What the task asks
Reproduce the material word for word; the images stay out.

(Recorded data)

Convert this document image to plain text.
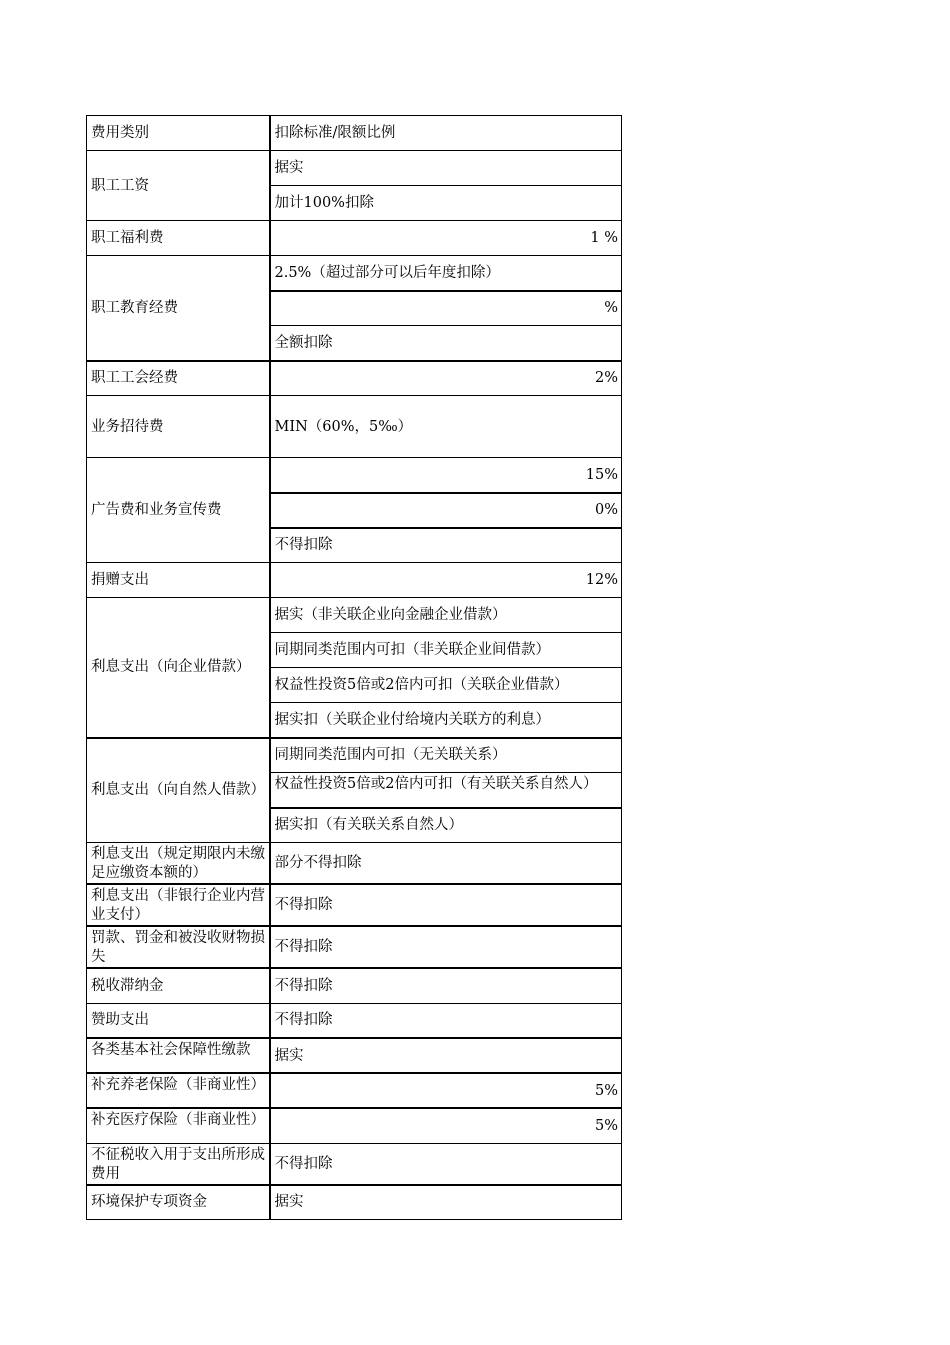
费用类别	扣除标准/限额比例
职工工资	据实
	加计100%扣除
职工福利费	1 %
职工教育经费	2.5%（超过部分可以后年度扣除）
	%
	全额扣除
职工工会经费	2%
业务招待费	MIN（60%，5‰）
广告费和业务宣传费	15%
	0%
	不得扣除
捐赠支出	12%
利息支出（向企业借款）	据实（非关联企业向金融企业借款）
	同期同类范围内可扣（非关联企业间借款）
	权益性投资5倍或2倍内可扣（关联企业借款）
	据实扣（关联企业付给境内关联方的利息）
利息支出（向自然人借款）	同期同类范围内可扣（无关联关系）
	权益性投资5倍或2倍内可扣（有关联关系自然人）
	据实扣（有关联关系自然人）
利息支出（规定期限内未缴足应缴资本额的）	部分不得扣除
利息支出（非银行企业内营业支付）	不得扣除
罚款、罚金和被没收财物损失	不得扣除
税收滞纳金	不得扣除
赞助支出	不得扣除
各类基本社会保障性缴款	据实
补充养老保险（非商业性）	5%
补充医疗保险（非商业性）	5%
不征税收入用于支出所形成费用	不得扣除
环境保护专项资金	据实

Response for this exercise
Convert this document image to plain text.
费用类别	扣除标准/限额比例
职工工资	据实
	加计100%扣除
职工福利费	1 %
职工教育经费	2.5%（超过部分可以后年度扣除）
	%
	全额扣除
职工工会经费	2%
业务招待费	MIN（60%，5‰）
广告费和业务宣传费	15%
	0%
	不得扣除
捐赠支出	12%
利息支出（向企业借款）	据实（非关联企业向金融企业借款）
	同期同类范围内可扣（非关联企业间借款）
	权益性投资5倍或2倍内可扣（关联企业借款）
	据实扣（关联企业付给境内关联方的利息）
利息支出（向自然人借款）	同期同类范围内可扣（无关联关系）
	权益性投资5倍或2倍内可扣（有关联关系自然人）
	据实扣（有关联关系自然人）
利息支出（规定期限内未缴足应缴资本额的）	部分不得扣除
利息支出（非银行企业内营业支付）	不得扣除
罚款、罚金和被没收财物损失	不得扣除
税收滞纳金	不得扣除
赞助支出	不得扣除
各类基本社会保障性缴款	据实
补充养老保险（非商业性）	5%
补充医疗保险（非商业性）	5%
不征税收入用于支出所形成费用	不得扣除
环境保护专项资金	据实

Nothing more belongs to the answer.